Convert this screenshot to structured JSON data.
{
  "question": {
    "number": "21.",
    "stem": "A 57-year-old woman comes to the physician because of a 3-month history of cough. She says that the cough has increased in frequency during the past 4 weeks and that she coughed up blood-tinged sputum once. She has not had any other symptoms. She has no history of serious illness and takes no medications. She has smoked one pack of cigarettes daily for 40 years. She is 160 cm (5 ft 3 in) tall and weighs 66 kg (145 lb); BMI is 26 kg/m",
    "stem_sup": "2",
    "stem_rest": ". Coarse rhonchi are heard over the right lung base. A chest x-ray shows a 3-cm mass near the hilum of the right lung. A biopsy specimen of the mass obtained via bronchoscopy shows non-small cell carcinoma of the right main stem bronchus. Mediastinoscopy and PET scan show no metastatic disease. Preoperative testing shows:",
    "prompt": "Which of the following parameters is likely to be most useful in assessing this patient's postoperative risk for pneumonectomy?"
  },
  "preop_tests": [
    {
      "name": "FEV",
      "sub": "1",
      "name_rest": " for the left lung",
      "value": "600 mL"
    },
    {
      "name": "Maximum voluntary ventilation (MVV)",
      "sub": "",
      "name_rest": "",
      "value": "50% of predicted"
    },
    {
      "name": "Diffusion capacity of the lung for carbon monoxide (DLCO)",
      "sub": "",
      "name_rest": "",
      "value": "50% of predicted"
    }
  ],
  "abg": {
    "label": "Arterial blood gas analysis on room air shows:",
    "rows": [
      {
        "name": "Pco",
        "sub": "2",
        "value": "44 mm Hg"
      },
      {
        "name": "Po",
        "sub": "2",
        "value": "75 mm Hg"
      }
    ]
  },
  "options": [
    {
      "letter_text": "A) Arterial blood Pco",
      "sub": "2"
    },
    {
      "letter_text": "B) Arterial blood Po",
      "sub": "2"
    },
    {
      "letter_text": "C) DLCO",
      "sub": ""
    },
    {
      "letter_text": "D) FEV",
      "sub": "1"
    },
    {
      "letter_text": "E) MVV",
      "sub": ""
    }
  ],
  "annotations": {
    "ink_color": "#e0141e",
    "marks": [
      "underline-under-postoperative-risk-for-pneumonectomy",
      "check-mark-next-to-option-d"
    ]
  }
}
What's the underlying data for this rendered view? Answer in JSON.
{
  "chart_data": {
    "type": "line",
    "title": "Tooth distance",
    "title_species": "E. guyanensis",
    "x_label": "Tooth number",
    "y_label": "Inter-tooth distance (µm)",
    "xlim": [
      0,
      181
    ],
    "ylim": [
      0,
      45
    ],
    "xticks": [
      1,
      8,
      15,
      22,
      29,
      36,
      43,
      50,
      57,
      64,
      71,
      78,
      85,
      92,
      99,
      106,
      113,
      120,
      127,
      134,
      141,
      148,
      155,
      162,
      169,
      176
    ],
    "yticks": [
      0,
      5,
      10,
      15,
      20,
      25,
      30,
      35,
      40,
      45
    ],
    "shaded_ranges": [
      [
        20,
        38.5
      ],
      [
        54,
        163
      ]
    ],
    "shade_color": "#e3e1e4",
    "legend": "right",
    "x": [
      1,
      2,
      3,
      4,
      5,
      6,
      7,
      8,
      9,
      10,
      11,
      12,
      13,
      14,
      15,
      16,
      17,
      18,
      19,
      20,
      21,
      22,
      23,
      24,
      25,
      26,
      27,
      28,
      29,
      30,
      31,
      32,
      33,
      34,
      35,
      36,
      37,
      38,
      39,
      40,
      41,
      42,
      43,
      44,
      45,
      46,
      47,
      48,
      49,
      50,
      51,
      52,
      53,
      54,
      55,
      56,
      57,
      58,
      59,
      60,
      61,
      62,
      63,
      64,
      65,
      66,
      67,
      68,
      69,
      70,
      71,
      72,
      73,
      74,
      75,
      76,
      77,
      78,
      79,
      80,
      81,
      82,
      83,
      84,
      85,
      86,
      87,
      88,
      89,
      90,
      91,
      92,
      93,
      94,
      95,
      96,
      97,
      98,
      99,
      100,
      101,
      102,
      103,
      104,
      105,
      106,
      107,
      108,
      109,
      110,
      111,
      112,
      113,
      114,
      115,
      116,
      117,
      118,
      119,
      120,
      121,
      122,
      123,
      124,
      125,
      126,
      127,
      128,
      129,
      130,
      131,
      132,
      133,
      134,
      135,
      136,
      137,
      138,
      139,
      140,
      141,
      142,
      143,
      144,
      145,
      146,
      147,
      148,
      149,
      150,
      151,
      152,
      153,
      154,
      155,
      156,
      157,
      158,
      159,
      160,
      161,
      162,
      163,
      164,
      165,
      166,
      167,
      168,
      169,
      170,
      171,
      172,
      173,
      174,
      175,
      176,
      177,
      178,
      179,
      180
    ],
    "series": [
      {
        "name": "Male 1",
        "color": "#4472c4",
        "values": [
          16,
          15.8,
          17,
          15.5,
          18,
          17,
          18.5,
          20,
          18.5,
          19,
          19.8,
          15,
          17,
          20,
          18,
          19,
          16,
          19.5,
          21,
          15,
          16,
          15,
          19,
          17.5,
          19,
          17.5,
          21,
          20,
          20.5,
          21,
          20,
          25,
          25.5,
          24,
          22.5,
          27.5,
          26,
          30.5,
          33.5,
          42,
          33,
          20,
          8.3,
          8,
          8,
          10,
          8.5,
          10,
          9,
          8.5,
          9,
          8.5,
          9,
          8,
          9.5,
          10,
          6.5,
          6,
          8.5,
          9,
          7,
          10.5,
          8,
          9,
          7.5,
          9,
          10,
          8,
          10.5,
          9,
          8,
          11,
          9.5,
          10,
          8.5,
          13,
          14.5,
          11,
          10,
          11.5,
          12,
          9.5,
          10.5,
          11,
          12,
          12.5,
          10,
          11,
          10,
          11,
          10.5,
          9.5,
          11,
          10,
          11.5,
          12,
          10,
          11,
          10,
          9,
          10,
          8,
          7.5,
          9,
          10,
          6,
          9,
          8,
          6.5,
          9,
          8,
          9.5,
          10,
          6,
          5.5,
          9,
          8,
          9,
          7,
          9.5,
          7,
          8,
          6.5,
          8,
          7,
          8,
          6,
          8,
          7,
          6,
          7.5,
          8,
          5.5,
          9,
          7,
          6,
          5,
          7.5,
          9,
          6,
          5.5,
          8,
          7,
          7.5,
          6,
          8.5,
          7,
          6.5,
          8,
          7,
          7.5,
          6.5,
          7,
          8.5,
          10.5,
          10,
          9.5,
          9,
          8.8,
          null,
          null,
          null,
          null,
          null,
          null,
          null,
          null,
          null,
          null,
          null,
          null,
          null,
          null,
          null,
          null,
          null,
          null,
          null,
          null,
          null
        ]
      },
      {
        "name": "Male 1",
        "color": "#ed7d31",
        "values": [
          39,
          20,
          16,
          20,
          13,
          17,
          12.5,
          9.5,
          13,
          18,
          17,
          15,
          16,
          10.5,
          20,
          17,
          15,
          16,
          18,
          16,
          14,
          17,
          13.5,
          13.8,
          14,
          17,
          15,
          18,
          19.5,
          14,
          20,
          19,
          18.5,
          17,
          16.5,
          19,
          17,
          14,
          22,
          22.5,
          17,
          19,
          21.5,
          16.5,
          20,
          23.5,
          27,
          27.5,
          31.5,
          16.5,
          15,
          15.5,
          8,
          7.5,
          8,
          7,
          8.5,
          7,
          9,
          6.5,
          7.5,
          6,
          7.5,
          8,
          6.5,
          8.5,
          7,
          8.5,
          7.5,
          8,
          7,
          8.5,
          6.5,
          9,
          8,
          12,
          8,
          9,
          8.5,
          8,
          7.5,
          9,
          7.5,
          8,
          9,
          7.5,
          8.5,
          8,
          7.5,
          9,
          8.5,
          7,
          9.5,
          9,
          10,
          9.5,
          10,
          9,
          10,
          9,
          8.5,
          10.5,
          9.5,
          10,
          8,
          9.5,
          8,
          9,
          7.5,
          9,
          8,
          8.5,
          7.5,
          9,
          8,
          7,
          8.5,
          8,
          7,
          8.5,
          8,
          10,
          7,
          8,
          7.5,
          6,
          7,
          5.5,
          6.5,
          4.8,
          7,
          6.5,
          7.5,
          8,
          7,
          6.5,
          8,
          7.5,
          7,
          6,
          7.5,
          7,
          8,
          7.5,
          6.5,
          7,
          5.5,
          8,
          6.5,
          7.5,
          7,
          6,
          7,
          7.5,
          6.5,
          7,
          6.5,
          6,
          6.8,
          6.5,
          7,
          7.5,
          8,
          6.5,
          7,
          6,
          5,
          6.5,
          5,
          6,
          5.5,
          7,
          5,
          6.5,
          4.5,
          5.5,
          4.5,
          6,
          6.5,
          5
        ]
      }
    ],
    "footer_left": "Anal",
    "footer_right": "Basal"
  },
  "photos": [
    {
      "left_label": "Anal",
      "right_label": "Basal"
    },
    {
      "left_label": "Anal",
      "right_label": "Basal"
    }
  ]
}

→ **What the task requires**
From the data above, copy each line that has the string "blood".

→ **Answer to this exercise**
    "stem": "A 57-year-old woman comes to the physician because of a 3-month history of cough. She says that the cough has increased in frequency during the past 4 weeks and that she coughed up blood-tinged sputum once. She has not had any other symptoms. She has no history of serious illness and takes no medications. She has smoked one pack of cigarettes daily for 40 years. She is 160 cm (5 ft 3 in) tall and weighs 66 kg (145 lb); BMI is 26 kg/m",
    "label": "Arterial blood gas analysis on room air shows:",
      "letter_text": "A) Arterial blood Pco",
      "letter_text": "B) Arterial blood Po",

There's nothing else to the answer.